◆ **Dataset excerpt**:
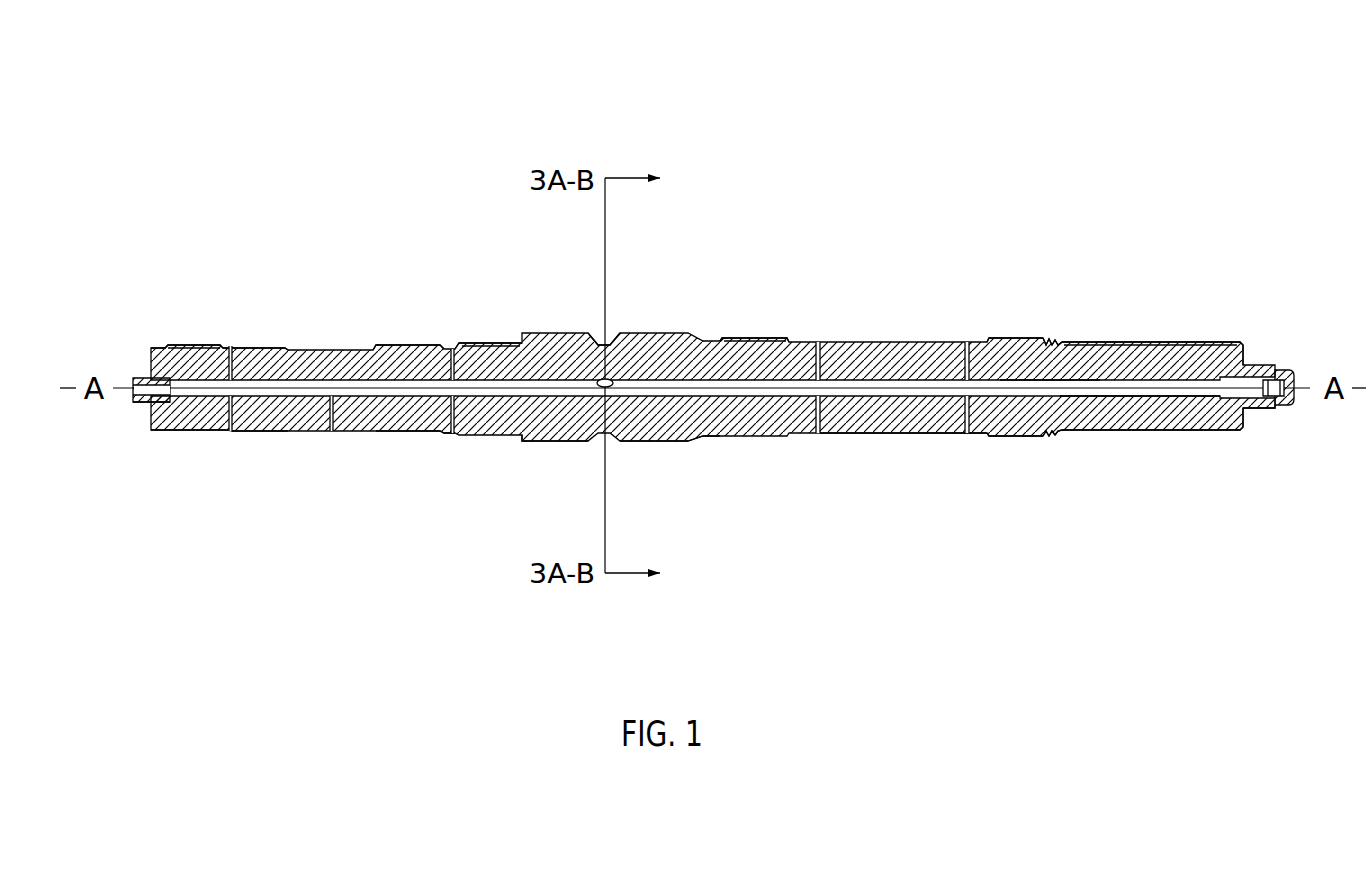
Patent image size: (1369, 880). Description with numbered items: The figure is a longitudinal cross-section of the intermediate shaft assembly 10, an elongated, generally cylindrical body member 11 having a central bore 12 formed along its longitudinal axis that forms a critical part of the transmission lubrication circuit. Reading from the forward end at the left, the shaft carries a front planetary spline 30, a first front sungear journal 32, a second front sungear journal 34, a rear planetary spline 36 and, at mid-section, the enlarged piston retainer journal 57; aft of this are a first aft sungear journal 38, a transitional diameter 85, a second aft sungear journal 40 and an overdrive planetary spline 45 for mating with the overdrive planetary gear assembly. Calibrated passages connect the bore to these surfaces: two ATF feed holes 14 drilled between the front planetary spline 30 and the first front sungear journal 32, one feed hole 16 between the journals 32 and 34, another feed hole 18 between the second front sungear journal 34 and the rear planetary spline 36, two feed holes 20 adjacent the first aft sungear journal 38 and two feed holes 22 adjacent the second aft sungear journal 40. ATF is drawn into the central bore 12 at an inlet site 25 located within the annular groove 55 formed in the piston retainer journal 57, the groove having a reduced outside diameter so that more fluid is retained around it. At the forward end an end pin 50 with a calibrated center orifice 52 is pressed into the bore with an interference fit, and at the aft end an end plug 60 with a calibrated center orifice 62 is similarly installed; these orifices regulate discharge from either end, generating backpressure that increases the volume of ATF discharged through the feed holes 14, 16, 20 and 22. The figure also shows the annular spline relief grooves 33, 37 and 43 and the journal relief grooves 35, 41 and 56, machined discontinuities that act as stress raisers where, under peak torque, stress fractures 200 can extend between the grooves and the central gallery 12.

The intermediate shaft assembly 10 is at (795, 110).
The body member 11 is at (1170, 430).
The central bore 12 is at (1075, 395).
The ATF feed holes 14 is at (231, 346).
The feed hole 16 is at (332, 432).
The feed hole 18 is at (452, 349).
The feed holes 20 is at (818, 342).
The feed holes 22 is at (967, 342).
The ATF inlet site 25 is at (590, 390).
The front planetary spline 30 is at (190, 345).
The first front sungear journal 32 is at (268, 348).
The spline relief groove 33 is at (226, 431).
The second front sungear journal 34 is at (408, 345).
The journal relief groove 35 is at (447, 432).
The rear planetary spline 36 is at (500, 343).
The spline relief groove 37 is at (522, 441).
The first aft sungear journal 38 is at (752, 338).
The second aft sungear journal 40 is at (1016, 338).
The journal relief groove 41 is at (1048, 437).
The spline relief groove 43 is at (1055, 345).
The overdrive planetary spline 45 is at (1135, 342).
The end pin 50 is at (138, 377).
The calibrated center orifice 52 is at (133, 403).
The annular groove 55 is at (603, 345).
The journal relief groove 56 is at (708, 437).
The piston retainer journal 57 is at (655, 441).
The end plug 60 is at (1296, 370).
The calibrated center orifice 62 is at (1298, 405).
The transitional diameter 85 is at (897, 435).
The stress fractures 200 is at (1047, 382).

◆ **DIRECTION**:
Turn the data above into a JSON list of strings, one string per line, without blank lines. Leave out the pictures.

◆ **SOLVED EXERCISE**:
[
  "Patent image size: (1369, 880). Description with numbered items: The figure is a longitudinal cross-section of the intermediate shaft assembly 10, an elongated, generally cylindrical body member 11 having a central bore 12 formed along its longitudinal axis that forms a critical part of the transmission lubrication circuit. Reading from the forward end at the left, the shaft carries a front planetary spline 30, a first front sungear journal 32, a second front sungear journal 34, a rear planetary spline 36 and, at mid-section, the enlarged piston retainer journal 57; aft of this are a first aft sungear journal 38, a transitional diameter 85, a second aft sungear journal 40 and an overdrive planetary spline 45 for mating with the overdrive planetary gear assembly. Calibrated passages connect the bore to these surfaces: two ATF feed holes 14 drilled between the front planetary spline 30 and the first front sungear journal 32, one feed hole 16 between the journals 32 and 34, another feed hole 18 between the second front sungear journal 34 and the rear planetary spline 36, two feed holes 20 adjacent the first aft sungear journal 38 and two feed holes 22 adjacent the second aft sungear journal 40. ATF is drawn into the central bore 12 at an inlet site 25 located within the annular groove 55 formed in the piston retainer journal 57, the groove having a reduced outside diameter so that more fluid is retained around it. At the forward end an end pin 50 with a calibrated center orifice 52 is pressed into the bore with an interference fit, and at the aft end an end plug 60 with a calibrated center orifice 62 is similarly installed; these orifices regulate discharge from either end, generating backpressure that increases the volume of ATF discharged through the feed holes 14, 16, 20 and 22. The figure also shows the annular spline relief grooves 33, 37 and 43 and the journal relief grooves 35, 41 and 56, machined discontinuities that act as stress raisers where, under peak torque, stress fractures 200 can extend between the grooves and the central gallery 12.",
  "The intermediate shaft assembly 10 is at (795, 110).",
  "The body member 11 is at (1170, 430).",
  "The central bore 12 is at (1075, 395).",
  "The ATF feed holes 14 is at (231, 346).",
  "The feed hole 16 is at (332, 432).",
  "The feed hole 18 is at (452, 349).",
  "The feed holes 20 is at (818, 342).",
  "The feed holes 22 is at (967, 342).",
  "The ATF inlet site 25 is at (590, 390).",
  "The front planetary spline 30 is at (190, 345).",
  "The first front sungear journal 32 is at (268, 348).",
  "The spline relief groove 33 is at (226, 431).",
  "The second front sungear journal 34 is at (408, 345).",
  "The journal relief groove 35 is at (447, 432).",
  "The rear planetary spline 36 is at (500, 343).",
  "The spline relief groove 37 is at (522, 441).",
  "The first aft sungear journal 38 is at (752, 338).",
  "The second aft sungear journal 40 is at (1016, 338).",
  "The journal relief groove 41 is at (1048, 437).",
  "The spline relief groove 43 is at (1055, 345).",
  "The overdrive planetary spline 45 is at (1135, 342).",
  "The end pin 50 is at (138, 377).",
  "The calibrated center orifice 52 is at (133, 403).",
  "The annular groove 55 is at (603, 345).",
  "The journal relief groove 56 is at (708, 437).",
  "The piston retainer journal 57 is at (655, 441).",
  "The end plug 60 is at (1296, 370).",
  "The calibrated center orifice 62 is at (1298, 405).",
  "The transitional diameter 85 is at (897, 435).",
  "The stress fractures 200 is at (1047, 382)."
]